Am Krakauer Bahnhof sieht man mittlerweile hauptsächlich Frauen und Kinder. Immer mehr Züge aus der Ukraine treffen hier ein. Die Einwohner haben sich organisiert und heissen die Ankömmlinge sofort mit warmem Tee willkommen. Fremde Personen umarmen sich spontan. Die Menschen sind erschöpft und sorgen sich um ihre Männer und Väter, die in der Ukraine zurückgeblieben sind, um dort um die Freiheit und Unabhängigkeit ihres Landes zu kämpfen. Andererseits sind sie erleichtert, dass zumindest die Kinder nun in Sicherheit sind.

AUFLISTUNG.
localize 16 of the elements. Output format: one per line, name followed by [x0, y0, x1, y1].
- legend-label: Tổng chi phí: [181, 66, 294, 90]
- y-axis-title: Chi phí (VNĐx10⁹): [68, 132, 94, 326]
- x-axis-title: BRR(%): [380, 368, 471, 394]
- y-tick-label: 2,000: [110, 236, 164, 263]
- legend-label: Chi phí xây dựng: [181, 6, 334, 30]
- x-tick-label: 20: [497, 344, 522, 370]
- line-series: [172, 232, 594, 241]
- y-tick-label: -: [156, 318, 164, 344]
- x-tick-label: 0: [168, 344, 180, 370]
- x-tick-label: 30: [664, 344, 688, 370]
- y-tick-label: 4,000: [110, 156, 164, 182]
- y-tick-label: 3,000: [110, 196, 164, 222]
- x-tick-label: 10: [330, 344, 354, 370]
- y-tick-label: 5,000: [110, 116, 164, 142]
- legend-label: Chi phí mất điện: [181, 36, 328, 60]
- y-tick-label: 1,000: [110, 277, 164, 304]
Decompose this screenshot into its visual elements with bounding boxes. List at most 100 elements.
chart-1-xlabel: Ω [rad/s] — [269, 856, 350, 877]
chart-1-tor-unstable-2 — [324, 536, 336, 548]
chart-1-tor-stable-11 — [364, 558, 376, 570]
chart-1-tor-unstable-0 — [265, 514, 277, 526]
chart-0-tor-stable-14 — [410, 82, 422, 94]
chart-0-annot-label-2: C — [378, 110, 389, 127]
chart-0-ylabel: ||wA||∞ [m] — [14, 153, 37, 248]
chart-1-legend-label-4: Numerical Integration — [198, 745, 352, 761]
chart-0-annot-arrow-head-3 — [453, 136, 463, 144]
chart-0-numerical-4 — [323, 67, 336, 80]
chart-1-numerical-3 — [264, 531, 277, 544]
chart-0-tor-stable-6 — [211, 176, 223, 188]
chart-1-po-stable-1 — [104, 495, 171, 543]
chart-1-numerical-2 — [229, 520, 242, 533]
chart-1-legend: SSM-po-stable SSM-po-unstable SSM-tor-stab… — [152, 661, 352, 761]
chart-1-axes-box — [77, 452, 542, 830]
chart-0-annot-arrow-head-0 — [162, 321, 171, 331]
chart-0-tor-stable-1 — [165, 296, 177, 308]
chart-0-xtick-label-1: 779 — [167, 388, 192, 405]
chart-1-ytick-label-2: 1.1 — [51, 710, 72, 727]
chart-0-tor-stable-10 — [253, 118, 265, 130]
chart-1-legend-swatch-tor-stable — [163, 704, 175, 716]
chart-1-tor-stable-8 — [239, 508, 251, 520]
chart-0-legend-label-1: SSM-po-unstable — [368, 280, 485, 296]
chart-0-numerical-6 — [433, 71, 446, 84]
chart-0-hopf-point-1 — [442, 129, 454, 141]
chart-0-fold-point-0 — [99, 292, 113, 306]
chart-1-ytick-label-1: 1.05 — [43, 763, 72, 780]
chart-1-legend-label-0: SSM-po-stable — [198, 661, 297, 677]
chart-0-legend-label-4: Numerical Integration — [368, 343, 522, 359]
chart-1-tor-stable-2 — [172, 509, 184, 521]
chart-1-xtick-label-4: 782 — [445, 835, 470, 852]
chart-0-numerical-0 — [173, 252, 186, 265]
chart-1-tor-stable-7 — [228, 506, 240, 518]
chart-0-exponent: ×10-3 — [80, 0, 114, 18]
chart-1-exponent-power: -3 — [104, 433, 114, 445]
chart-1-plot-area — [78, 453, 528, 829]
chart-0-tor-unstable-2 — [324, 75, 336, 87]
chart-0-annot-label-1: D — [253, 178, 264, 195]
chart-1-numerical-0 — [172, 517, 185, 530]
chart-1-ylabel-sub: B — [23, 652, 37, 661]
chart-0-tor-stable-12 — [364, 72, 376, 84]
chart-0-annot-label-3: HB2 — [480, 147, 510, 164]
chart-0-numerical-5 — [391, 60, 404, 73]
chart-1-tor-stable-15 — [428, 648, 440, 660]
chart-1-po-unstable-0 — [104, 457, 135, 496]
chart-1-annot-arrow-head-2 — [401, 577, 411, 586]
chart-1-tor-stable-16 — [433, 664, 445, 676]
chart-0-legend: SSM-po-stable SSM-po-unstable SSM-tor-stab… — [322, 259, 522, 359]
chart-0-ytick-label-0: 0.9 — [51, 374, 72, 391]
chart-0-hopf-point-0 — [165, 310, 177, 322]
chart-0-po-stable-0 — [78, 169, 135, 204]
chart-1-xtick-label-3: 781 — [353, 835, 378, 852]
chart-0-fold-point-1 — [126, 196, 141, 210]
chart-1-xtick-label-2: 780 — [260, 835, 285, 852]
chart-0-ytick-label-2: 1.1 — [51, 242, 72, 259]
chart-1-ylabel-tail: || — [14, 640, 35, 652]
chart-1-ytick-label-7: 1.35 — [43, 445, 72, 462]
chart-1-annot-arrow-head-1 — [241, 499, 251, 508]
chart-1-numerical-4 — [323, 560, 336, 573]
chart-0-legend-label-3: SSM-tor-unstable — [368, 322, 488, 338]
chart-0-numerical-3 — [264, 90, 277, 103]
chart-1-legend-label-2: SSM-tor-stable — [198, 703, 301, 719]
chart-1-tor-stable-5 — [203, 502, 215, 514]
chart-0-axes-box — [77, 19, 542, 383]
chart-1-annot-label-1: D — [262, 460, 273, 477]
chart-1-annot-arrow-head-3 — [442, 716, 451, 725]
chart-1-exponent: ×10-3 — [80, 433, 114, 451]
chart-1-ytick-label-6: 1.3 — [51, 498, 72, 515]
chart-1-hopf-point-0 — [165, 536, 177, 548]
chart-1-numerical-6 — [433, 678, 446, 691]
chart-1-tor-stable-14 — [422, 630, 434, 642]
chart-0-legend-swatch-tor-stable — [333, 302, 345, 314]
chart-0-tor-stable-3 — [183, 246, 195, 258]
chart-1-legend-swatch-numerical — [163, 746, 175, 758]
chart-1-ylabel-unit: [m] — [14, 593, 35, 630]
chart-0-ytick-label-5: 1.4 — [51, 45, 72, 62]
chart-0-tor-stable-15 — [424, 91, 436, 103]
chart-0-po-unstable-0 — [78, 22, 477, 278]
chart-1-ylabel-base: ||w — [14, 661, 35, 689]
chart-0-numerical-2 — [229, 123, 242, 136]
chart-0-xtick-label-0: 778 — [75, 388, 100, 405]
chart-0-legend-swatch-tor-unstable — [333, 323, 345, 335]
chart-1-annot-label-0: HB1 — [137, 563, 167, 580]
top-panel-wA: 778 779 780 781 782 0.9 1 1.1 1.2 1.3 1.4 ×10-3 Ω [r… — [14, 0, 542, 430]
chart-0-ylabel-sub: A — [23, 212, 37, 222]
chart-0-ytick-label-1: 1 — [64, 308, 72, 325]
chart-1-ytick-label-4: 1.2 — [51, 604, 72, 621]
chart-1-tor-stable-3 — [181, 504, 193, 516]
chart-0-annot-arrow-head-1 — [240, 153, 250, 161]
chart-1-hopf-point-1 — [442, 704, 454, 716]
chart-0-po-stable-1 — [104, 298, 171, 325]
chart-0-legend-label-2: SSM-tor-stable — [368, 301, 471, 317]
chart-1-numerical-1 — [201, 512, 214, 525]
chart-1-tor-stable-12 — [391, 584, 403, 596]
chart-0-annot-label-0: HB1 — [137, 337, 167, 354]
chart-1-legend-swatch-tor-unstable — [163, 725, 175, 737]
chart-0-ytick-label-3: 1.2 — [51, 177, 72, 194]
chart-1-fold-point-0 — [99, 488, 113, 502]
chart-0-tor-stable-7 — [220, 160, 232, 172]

AUFGABE. Greifen Sie den Textauszug über die Ankunft von Menschen aus der Ukraine am Krakauer Bahnhof auf und führen Sie ihn im Anschluss an seinen letzten Satz fort. Die Auflistung spielt hierfür keine Rolle.

ANTWORT.
Eine dieser tapferen Frauen heisst Olesia. Ihre Reise aus der Nähe von Donezk nach Krakau dauerte 36 Stunden. Zuerst zu Fuss, dann per Autostopp, später mit dem Bus und zuletzt mit dem Zug. So hat sie mehr als 1500 km hinter sich gebracht. Begleitet wurde sie von ihrem 15-jährigen Sohn und ihrem Hund, den sie nicht im Kriegsgebiet zurücklassen wollte. «In der Ferne hörten wir Schüsse und Artilleriefeuer. Da wusste ich: sie sind da. Für mich war sofort klar, dass ich mit meinem Kind fliehen muss. Es war mitten in der Nacht, als wir aufbrachen. Wir konnten nur das Nötigste mitnehmen. Mein Mann ist im Militär. Mein sehnlichster Wunsch ist es, nach dem Krieg zu meiner Familie zurückkehren zu können», berichtet sie mit Tränen in den Augen.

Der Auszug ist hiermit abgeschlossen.